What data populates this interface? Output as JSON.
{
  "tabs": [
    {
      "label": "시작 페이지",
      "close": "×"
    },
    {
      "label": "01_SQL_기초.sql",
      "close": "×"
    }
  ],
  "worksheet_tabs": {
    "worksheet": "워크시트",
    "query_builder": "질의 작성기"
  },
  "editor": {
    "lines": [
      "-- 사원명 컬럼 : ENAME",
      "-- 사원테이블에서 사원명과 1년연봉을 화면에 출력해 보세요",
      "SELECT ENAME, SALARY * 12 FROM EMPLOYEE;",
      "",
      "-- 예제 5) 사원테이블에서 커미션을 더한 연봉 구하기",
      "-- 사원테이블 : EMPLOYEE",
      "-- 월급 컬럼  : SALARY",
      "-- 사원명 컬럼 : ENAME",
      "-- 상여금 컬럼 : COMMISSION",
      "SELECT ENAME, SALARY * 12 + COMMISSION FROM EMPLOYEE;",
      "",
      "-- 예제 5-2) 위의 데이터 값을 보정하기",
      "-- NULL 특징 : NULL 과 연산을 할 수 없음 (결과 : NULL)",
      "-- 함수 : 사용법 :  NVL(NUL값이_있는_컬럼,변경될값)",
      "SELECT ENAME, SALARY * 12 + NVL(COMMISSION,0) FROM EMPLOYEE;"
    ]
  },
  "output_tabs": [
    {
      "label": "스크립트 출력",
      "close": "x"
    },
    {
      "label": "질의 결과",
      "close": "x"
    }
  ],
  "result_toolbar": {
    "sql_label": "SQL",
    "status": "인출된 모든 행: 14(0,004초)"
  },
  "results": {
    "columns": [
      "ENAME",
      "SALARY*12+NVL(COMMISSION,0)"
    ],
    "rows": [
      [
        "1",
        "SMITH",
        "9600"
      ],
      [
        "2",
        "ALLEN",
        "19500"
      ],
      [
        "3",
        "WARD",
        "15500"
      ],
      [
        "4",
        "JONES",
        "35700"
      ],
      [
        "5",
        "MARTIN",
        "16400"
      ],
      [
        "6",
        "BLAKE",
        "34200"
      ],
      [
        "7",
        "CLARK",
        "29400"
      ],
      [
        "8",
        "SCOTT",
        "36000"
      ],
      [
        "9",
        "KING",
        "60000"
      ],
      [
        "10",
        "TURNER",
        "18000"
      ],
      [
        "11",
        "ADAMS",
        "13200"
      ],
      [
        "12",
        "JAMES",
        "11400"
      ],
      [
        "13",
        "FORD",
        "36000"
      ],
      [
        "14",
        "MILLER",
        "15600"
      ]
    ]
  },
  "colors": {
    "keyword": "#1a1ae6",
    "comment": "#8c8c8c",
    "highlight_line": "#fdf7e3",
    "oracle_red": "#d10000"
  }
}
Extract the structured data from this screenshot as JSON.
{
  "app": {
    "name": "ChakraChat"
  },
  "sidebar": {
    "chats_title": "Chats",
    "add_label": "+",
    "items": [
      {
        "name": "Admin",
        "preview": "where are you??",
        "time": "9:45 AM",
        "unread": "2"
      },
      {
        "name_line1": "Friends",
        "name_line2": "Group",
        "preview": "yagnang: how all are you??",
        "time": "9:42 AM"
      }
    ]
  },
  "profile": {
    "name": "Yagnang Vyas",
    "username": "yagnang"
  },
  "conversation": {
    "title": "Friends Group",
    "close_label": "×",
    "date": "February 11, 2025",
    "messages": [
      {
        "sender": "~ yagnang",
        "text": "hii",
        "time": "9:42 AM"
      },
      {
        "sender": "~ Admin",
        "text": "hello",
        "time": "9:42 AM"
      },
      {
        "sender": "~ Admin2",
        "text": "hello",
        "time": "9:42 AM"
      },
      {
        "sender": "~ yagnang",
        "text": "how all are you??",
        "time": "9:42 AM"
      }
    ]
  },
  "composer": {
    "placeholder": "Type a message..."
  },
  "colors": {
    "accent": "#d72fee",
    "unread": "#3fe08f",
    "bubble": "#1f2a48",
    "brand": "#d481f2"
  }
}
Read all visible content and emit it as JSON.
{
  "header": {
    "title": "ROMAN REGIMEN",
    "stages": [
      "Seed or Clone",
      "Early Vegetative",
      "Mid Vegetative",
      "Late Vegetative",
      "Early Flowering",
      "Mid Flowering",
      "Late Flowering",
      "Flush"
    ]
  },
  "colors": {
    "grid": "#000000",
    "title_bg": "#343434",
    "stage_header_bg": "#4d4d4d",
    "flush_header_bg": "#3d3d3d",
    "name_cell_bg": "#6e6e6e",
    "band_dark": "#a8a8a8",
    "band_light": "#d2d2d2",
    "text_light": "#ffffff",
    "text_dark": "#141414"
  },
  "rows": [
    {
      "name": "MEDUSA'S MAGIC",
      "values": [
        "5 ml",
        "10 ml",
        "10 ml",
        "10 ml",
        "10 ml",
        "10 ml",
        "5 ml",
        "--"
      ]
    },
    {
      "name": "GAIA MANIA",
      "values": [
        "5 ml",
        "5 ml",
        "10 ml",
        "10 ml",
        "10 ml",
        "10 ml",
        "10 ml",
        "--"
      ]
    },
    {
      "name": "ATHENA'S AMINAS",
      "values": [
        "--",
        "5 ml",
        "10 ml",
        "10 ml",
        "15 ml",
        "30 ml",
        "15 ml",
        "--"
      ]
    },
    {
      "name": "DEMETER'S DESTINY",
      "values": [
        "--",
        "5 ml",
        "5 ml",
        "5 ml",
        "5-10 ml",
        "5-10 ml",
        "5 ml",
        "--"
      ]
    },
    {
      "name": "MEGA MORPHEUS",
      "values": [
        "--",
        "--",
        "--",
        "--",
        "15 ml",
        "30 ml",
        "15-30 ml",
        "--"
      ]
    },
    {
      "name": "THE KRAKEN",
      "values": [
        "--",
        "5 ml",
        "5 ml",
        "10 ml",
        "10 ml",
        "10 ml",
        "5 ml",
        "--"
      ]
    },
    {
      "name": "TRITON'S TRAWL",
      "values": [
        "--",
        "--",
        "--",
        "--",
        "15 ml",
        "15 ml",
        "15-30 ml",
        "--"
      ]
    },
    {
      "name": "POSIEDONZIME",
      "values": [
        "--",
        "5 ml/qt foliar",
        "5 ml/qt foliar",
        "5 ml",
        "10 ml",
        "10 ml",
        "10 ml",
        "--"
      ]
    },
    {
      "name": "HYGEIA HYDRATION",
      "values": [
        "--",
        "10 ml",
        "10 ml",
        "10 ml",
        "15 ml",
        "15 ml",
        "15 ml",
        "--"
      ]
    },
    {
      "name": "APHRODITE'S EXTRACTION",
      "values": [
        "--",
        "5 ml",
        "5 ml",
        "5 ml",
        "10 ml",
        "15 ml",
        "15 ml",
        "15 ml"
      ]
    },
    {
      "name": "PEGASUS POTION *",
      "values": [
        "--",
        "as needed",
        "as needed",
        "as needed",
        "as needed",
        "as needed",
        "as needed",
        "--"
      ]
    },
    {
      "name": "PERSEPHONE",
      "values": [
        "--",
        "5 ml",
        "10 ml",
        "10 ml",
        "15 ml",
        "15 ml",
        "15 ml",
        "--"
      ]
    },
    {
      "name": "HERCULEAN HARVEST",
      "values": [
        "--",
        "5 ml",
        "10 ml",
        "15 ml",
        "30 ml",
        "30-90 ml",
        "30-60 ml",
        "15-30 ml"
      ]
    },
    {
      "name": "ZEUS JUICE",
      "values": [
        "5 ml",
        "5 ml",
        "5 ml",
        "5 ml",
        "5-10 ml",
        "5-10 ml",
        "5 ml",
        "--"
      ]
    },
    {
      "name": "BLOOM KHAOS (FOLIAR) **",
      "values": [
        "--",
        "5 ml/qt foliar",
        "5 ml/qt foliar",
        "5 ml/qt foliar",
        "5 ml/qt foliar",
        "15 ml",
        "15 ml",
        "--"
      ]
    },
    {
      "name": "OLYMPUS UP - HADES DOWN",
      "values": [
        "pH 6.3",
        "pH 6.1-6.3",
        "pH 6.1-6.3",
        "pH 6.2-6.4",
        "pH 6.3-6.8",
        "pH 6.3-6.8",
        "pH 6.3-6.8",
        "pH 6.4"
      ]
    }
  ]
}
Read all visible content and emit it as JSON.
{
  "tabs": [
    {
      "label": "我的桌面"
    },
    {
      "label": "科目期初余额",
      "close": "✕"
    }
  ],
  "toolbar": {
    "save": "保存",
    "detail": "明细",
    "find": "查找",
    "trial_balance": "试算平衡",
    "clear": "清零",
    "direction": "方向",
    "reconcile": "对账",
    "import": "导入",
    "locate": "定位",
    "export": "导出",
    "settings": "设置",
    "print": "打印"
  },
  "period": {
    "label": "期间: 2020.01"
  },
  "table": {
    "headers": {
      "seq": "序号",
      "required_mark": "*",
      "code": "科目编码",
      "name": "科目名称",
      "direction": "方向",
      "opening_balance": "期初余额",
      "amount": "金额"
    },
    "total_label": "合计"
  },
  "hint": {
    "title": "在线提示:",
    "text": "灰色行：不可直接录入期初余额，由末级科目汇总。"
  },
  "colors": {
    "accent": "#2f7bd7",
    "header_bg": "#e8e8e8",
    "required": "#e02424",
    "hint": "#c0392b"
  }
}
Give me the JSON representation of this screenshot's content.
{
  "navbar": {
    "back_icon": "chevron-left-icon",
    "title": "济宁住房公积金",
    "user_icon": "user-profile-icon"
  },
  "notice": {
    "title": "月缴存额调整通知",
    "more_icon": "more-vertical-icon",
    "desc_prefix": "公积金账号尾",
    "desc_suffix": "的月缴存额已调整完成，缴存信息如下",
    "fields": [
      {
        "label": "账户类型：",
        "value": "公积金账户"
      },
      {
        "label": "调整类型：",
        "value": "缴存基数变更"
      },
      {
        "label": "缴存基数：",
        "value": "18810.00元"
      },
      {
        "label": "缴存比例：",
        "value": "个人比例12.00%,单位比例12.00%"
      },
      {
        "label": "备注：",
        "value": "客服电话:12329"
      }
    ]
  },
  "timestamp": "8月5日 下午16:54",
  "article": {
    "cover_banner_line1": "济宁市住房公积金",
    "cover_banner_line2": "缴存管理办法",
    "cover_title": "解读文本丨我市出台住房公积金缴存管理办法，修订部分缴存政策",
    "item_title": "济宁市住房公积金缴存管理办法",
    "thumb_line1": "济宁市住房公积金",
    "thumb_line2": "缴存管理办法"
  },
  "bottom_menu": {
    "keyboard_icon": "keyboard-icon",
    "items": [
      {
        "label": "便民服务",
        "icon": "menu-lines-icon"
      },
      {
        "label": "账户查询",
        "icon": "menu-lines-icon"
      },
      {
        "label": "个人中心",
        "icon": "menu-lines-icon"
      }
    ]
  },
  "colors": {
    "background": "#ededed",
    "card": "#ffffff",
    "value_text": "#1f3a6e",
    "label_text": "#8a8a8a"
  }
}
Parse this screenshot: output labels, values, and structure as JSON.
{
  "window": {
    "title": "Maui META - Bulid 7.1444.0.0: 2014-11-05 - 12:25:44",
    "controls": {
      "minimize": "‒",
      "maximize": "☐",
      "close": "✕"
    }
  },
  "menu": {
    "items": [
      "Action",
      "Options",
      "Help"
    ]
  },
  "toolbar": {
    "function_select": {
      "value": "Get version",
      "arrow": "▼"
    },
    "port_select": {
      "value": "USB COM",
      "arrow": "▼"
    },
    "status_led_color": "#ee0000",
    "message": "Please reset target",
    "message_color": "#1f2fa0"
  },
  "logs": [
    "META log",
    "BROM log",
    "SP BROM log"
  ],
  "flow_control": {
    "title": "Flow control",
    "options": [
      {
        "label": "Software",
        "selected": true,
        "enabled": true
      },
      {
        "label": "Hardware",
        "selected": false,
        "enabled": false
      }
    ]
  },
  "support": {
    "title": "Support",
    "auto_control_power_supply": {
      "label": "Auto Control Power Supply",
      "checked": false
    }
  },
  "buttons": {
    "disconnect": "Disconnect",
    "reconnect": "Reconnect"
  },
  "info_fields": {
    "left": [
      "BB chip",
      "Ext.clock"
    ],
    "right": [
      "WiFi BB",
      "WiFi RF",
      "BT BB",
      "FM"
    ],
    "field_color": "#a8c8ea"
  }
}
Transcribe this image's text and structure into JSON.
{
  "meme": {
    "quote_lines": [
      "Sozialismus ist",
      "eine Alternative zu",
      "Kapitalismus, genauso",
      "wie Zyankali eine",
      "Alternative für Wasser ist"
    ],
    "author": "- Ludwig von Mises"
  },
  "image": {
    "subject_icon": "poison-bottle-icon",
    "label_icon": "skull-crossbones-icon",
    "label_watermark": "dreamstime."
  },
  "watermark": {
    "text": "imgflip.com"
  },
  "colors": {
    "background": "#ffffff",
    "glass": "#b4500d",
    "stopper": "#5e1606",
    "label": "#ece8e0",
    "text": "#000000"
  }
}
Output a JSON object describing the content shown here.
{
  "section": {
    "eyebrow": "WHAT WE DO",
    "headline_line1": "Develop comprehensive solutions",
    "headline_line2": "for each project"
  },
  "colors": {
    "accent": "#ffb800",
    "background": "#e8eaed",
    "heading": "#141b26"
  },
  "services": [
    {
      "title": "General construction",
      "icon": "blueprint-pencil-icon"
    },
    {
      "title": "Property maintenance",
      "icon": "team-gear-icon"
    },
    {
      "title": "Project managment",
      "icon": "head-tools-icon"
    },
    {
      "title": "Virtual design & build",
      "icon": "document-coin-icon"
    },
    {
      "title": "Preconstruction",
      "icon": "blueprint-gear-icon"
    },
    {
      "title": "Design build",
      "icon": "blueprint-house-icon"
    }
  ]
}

★ ★ ★

## Aim
Using the material above, work out how many lines contain the string "Group". Give that number alone.

## Correct output
2